DIRECTION → Go through the listing and return every line with "that" in it.

DATASET →
>> Start

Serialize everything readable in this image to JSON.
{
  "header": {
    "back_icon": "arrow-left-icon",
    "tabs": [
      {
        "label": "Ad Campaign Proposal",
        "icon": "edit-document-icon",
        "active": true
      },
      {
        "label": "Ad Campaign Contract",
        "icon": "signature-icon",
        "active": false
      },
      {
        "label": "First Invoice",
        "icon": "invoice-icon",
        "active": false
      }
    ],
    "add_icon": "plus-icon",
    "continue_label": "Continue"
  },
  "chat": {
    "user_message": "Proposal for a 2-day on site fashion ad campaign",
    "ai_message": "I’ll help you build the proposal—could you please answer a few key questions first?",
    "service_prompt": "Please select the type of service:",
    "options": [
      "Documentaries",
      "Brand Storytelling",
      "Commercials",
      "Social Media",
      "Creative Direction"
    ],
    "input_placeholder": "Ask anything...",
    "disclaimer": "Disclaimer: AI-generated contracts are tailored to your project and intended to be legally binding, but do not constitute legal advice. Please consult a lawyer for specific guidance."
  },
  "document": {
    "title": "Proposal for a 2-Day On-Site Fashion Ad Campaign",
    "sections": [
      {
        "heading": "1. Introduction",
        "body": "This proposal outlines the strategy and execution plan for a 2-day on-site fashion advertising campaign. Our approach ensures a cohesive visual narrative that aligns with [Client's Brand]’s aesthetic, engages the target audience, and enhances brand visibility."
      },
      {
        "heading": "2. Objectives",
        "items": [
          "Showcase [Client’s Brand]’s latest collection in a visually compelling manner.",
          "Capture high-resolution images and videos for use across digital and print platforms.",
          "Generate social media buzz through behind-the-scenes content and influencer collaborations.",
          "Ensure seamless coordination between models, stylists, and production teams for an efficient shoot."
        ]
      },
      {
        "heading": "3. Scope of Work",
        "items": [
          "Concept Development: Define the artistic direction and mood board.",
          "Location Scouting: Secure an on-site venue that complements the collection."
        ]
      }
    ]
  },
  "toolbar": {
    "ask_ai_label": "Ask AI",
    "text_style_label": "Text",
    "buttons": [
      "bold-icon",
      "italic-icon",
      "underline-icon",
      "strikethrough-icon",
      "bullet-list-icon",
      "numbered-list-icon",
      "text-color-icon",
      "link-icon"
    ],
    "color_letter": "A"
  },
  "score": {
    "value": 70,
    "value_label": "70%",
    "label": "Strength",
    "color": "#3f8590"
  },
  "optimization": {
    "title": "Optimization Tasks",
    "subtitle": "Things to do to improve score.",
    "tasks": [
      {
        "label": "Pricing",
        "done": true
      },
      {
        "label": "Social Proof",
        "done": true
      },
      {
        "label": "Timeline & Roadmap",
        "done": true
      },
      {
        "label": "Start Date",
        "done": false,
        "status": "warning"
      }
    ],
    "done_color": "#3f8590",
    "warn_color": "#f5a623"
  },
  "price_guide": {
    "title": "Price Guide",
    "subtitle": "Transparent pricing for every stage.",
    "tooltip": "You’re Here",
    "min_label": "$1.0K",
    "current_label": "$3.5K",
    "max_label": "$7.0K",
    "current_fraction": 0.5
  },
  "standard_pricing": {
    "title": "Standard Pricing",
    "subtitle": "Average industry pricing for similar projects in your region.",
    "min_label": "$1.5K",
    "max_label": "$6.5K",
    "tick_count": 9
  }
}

>> End

FINAL RESULT →
        "body": "This proposal outlines the strategy and execution plan for a 2-day on-site fashion advertising campaign. Our approach ensures a cohesive visual narrative that aligns with [Client's Brand]’s aesthetic, engages the target audience, and enhances brand visibility."
          "Location Scouting: Secure an on-site venue that complements the collection."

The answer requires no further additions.